* [Exercise directions]
Extract each line from the entries below that has the string "JSON" in it.

* [Input rows]
>>>

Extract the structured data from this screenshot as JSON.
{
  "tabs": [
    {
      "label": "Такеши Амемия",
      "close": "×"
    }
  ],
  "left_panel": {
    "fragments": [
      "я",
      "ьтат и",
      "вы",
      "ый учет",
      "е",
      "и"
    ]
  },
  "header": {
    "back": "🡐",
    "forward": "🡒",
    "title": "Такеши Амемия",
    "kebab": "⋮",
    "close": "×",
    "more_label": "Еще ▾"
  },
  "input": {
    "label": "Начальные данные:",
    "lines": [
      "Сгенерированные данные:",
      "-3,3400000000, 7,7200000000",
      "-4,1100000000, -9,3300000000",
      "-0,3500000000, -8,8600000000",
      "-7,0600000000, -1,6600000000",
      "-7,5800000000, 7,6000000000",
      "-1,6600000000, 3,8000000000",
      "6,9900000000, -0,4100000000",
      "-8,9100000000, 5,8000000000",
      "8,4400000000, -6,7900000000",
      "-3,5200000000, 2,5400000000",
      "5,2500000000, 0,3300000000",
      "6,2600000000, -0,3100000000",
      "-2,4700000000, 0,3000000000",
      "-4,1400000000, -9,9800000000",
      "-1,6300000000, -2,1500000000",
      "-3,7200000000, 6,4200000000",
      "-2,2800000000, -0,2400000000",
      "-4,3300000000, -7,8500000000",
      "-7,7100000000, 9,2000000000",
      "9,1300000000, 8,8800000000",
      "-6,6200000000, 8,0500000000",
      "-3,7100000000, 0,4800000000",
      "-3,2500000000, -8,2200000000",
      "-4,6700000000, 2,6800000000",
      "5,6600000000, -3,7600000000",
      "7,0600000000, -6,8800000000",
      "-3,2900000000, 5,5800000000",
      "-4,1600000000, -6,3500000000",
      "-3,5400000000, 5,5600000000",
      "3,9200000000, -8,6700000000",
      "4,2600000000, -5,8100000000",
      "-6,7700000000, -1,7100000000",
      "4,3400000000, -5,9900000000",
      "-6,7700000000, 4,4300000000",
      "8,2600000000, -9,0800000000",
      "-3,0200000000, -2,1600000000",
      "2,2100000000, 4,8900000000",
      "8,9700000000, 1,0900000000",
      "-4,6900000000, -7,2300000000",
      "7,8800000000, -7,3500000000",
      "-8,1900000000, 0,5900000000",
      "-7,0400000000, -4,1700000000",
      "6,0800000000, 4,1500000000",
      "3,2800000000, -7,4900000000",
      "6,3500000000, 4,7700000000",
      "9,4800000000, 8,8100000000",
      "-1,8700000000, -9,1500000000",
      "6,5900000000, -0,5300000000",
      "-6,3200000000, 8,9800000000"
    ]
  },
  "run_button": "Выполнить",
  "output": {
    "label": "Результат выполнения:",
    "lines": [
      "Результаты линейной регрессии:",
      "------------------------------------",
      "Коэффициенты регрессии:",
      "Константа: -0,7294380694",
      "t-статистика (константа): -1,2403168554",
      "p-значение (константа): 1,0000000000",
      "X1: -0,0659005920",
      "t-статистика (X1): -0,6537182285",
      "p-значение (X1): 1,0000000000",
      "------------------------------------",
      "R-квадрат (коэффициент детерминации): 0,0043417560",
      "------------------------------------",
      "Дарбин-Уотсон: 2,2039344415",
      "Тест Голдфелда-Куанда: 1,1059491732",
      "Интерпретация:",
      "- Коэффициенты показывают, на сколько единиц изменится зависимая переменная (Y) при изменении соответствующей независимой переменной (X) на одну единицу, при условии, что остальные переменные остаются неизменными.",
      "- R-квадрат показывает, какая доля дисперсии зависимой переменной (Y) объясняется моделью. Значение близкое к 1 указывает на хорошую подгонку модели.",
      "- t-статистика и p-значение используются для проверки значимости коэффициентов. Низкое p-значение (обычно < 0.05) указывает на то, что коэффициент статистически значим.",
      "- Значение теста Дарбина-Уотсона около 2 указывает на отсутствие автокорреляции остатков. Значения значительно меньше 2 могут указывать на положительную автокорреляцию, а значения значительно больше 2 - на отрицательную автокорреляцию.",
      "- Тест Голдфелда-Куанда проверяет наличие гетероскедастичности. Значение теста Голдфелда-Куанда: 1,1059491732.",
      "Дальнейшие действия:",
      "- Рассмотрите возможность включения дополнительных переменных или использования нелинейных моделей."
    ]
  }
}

<<<
>>>

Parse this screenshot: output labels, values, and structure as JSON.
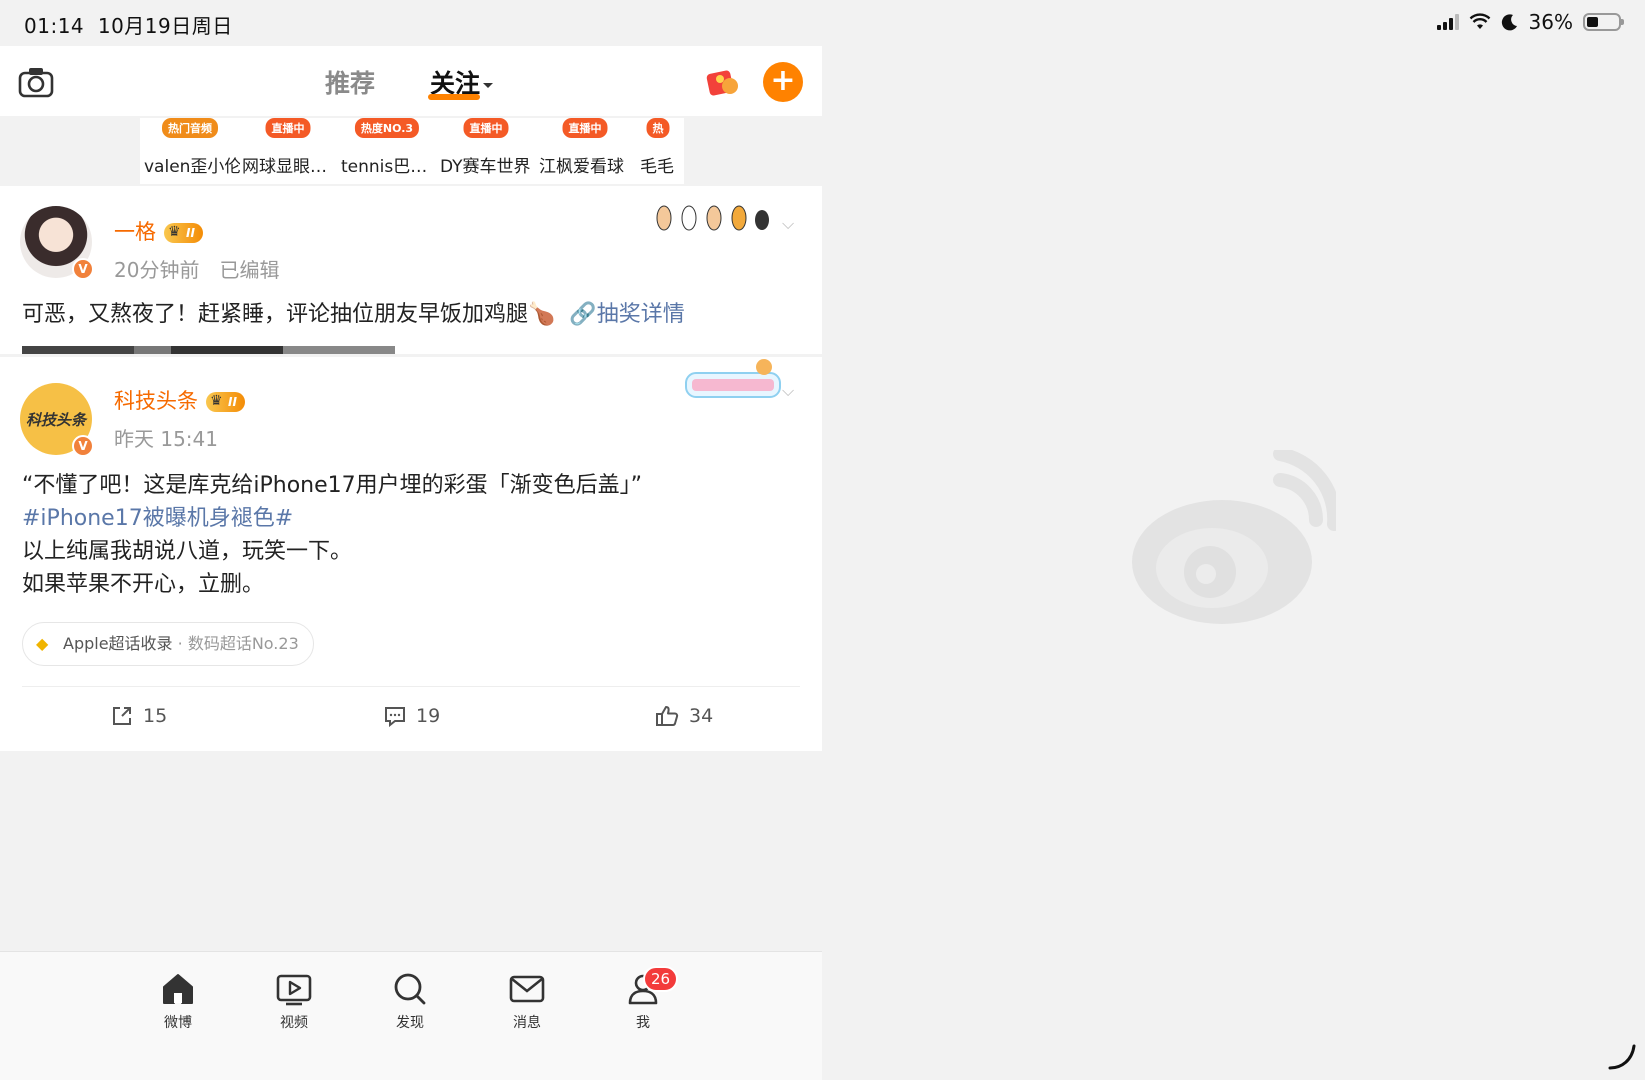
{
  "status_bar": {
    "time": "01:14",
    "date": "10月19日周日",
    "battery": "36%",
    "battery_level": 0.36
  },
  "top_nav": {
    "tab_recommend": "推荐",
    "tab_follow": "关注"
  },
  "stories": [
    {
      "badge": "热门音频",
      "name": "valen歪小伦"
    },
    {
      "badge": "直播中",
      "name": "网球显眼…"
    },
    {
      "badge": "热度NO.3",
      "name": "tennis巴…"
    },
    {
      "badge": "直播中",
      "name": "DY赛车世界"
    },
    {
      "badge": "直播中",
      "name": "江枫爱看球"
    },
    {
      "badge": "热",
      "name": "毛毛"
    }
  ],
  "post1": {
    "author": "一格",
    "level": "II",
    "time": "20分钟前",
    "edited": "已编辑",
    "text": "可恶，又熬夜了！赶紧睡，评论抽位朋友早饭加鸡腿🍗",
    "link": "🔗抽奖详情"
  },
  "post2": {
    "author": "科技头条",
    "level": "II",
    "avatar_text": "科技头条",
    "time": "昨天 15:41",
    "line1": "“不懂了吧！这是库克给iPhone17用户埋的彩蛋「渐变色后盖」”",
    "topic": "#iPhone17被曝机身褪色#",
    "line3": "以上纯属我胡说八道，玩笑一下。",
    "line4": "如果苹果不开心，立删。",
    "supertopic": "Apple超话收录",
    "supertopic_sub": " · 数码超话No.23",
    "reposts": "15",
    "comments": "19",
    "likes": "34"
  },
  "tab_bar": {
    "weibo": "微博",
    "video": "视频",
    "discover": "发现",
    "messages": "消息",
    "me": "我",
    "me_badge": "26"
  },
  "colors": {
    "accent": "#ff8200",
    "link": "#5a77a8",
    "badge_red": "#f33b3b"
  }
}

<<<

* [Complete output]
Extract the structured data from this screenshot as JSON.
Parse this screenshot: output labels, values, and structure as JSON.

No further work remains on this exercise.